__WHAT THE EXERCISE ASKS__. Reproduce the listing below verbatim.
* begin DATASET CONTENT *
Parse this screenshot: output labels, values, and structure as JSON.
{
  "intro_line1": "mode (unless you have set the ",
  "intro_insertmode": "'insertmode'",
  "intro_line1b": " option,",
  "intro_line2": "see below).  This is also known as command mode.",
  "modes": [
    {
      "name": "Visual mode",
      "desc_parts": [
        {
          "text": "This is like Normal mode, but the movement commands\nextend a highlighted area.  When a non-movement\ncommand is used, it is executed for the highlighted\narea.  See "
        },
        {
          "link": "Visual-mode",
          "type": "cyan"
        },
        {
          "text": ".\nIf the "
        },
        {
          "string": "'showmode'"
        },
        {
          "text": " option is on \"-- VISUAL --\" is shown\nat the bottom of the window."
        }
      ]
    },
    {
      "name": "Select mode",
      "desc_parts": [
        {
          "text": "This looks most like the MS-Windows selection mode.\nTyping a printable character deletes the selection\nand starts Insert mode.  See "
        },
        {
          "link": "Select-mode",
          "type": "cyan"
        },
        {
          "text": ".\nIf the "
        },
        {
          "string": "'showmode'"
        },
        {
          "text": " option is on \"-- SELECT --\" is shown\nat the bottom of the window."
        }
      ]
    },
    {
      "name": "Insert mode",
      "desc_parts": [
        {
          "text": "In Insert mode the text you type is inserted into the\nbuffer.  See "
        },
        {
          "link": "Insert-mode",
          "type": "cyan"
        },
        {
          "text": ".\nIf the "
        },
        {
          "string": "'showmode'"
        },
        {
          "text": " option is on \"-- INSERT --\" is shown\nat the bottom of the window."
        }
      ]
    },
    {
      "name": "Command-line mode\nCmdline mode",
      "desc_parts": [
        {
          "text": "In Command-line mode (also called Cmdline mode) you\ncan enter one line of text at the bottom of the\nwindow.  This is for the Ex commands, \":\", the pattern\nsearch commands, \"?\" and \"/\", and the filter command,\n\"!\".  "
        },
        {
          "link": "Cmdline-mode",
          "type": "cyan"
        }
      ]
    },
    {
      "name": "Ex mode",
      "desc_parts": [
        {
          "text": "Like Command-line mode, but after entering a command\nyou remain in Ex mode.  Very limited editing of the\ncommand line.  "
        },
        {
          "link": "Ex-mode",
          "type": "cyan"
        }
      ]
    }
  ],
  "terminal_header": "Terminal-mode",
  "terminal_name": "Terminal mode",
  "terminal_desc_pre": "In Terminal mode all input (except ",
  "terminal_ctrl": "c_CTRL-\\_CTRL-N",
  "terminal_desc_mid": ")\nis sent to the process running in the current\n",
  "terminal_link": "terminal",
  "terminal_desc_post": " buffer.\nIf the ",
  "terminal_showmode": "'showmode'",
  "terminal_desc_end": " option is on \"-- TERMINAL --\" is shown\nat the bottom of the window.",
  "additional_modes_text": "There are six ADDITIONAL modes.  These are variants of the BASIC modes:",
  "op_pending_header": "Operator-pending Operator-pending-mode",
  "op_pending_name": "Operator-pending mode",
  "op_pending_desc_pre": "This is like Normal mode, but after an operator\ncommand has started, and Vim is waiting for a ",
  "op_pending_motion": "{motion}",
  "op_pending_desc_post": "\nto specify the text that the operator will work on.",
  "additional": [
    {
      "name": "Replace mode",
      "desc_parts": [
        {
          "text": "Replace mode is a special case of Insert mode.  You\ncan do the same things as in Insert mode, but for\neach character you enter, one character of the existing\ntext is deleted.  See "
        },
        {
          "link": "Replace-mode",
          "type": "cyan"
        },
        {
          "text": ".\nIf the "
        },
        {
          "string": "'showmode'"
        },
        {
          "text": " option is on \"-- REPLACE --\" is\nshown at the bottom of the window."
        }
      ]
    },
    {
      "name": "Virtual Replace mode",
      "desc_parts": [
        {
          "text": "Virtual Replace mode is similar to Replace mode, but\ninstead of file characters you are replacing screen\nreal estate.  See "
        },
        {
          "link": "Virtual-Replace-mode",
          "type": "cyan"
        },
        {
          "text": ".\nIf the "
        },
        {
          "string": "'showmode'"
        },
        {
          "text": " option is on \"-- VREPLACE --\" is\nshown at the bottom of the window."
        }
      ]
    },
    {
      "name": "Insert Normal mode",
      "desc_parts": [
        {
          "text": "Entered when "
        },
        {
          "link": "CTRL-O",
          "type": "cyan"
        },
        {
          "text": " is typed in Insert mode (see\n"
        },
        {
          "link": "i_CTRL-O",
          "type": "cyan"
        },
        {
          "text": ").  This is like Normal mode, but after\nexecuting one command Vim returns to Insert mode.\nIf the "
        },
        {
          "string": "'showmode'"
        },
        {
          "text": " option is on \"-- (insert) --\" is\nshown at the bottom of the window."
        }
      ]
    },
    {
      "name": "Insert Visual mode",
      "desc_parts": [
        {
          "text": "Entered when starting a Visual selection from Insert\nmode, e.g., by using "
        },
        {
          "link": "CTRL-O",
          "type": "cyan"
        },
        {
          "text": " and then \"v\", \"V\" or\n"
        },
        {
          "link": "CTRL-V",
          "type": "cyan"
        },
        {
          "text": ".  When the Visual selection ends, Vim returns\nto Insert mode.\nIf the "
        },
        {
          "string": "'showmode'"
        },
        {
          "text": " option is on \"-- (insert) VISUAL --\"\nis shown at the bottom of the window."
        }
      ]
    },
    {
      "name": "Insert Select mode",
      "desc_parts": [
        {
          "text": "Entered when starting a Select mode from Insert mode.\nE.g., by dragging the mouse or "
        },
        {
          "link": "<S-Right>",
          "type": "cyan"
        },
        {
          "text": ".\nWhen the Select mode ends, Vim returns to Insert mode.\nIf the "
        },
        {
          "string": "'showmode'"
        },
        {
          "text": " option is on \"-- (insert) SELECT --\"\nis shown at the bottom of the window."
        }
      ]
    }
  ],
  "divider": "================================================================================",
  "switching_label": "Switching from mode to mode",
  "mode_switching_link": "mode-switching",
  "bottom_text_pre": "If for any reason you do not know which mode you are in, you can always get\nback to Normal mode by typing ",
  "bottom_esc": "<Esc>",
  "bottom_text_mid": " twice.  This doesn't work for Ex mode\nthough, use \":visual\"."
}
* end DATASET CONTENT *
__EXERCISE RESULT__.
Parse this screenshot: output labels, values, and structure as JSON.
{
  "intro_line1": "mode (unless you have set the ",
  "intro_insertmode": "'insertmode'",
  "intro_line1b": " option,",
  "intro_line2": "see below).  This is also known as command mode.",
  "modes": [
    {
      "name": "Visual mode",
      "desc_parts": [
        {
          "text": "This is like Normal mode, but the movement commands\nextend a highlighted area.  When a non-movement\ncommand is used, it is executed for the highlighted\narea.  See "
        },
        {
          "link": "Visual-mode",
          "type": "cyan"
        },
        {
          "text": ".\nIf the "
        },
        {
          "string": "'showmode'"
        },
        {
          "text": " option is on \"-- VISUAL --\" is shown\nat the bottom of the window."
        }
      ]
    },
    {
      "name": "Select mode",
      "desc_parts": [
        {
          "text": "This looks most like the MS-Windows selection mode.\nTyping a printable character deletes the selection\nand starts Insert mode.  See "
        },
        {
          "link": "Select-mode",
          "type": "cyan"
        },
        {
          "text": ".\nIf the "
        },
        {
          "string": "'showmode'"
        },
        {
          "text": " option is on \"-- SELECT --\" is shown\nat the bottom of the window."
        }
      ]
    },
    {
      "name": "Insert mode",
      "desc_parts": [
        {
          "text": "In Insert mode the text you type is inserted into the\nbuffer.  See "
        },
        {
          "link": "Insert-mode",
          "type": "cyan"
        },
        {
          "text": ".\nIf the "
        },
        {
          "string": "'showmode'"
        },
        {
          "text": " option is on \"-- INSERT --\" is shown\nat the bottom of the window."
        }
      ]
    },
    {
      "name": "Command-line mode\nCmdline mode",
      "desc_parts": [
        {
          "text": "In Command-line mode (also called Cmdline mode) you\ncan enter one line of text at the bottom of the\nwindow.  This is for the Ex commands, \":\", the pattern\nsearch commands, \"?\" and \"/\", and the filter command,\n\"!\".  "
        },
        {
          "link": "Cmdline-mode",
          "type": "cyan"
        }
      ]
    },
    {
      "name": "Ex mode",
      "desc_parts": [
        {
          "text": "Like Command-line mode, but after entering a command\nyou remain in Ex mode.  Very limited editing of the\ncommand line.  "
        },
        {
          "link": "Ex-mode",
          "type": "cyan"
        }
      ]
    }
  ],
  "terminal_header": "Terminal-mode",
  "terminal_name": "Terminal mode",
  "terminal_desc_pre": "In Terminal mode all input (except ",
  "terminal_ctrl": "c_CTRL-\\_CTRL-N",
  "terminal_desc_mid": ")\nis sent to the process running in the current\n",
  "terminal_link": "terminal",
  "terminal_desc_post": " buffer.\nIf the ",
  "terminal_showmode": "'showmode'",
  "terminal_desc_end": " option is on \"-- TERMINAL --\" is shown\nat the bottom of the window.",
  "additional_modes_text": "There are six ADDITIONAL modes.  These are variants of the BASIC modes:",
  "op_pending_header": "Operator-pending Operator-pending-mode",
  "op_pending_name": "Operator-pending mode",
  "op_pending_desc_pre": "This is like Normal mode, but after an operator\ncommand has started, and Vim is waiting for a ",
  "op_pending_motion": "{motion}",
  "op_pending_desc_post": "\nto specify the text that the operator will work on.",
  "additional": [
    {
      "name": "Replace mode",
      "desc_parts": [
        {
          "text": "Replace mode is a special case of Insert mode.  You\ncan do the same things as in Insert mode, but for\neach character you enter, one character of the existing\ntext is deleted.  See "
        },
        {
          "link": "Replace-mode",
          "type": "cyan"
        },
        {
          "text": ".\nIf the "
        },
        {
          "string": "'showmode'"
        },
        {
          "text": " option is on \"-- REPLACE --\" is\nshown at the bottom of the window."
        }
      ]
    },
    {
      "name": "Virtual Replace mode",
      "desc_parts": [
        {
          "text": "Virtual Replace mode is similar to Replace mode, but\ninstead of file characters you are replacing screen\nreal estate.  See "
        },
        {
          "link": "Virtual-Replace-mode",
          "type": "cyan"
        },
        {
          "text": ".\nIf the "
        },
        {
          "string": "'showmode'"
        },
        {
          "text": " option is on \"-- VREPLACE --\" is\nshown at the bottom of the window."
        }
      ]
    },
    {
      "name": "Insert Normal mode",
      "desc_parts": [
        {
          "text": "Entered when "
        },
        {
          "link": "CTRL-O",
          "type": "cyan"
        },
        {
          "text": " is typed in Insert mode (see\n"
        },
        {
          "link": "i_CTRL-O",
          "type": "cyan"
        },
        {
          "text": ").  This is like Normal mode, but after\nexecuting one command Vim returns to Insert mode.\nIf the "
        },
        {
          "string": "'showmode'"
        },
        {
          "text": " option is on \"-- (insert) --\" is\nshown at the bottom of the window."
        }
      ]
    },
    {
      "name": "Insert Visual mode",
      "desc_parts": [
        {
          "text": "Entered when starting a Visual selection from Insert\nmode, e.g., by using "
        },
        {
          "link": "CTRL-O",
          "type": "cyan"
        },
        {
          "text": " and then \"v\", \"V\" or\n"
        },
        {
          "link": "CTRL-V",
          "type": "cyan"
        },
        {
          "text": ".  When the Visual selection ends, Vim returns\nto Insert mode.\nIf the "
        },
        {
          "string": "'showmode'"
        },
        {
          "text": " option is on \"-- (insert) VISUAL --\"\nis shown at the bottom of the window."
        }
      ]
    },
    {
      "name": "Insert Select mode",
      "desc_parts": [
        {
          "text": "Entered when starting a Select mode from Insert mode.\nE.g., by dragging the mouse or "
        },
        {
          "link": "<S-Right>",
          "type": "cyan"
        },
        {
          "text": ".\nWhen the Select mode ends, Vim returns to Insert mode.\nIf the "
        },
        {
          "string": "'showmode'"
        },
        {
          "text": " option is on \"-- (insert) SELECT --\"\nis shown at the bottom of the window."
        }
      ]
    }
  ],
  "divider": "================================================================================",
  "switching_label": "Switching from mode to mode",
  "mode_switching_link": "mode-switching",
  "bottom_text_pre": "If for any reason you do not know which mode you are in, you can always get\nback to Normal mode by typing ",
  "bottom_esc": "<Esc>",
  "bottom_text_mid": " twice.  This doesn't work for Ex mode\nthough, use \":visual\"."
}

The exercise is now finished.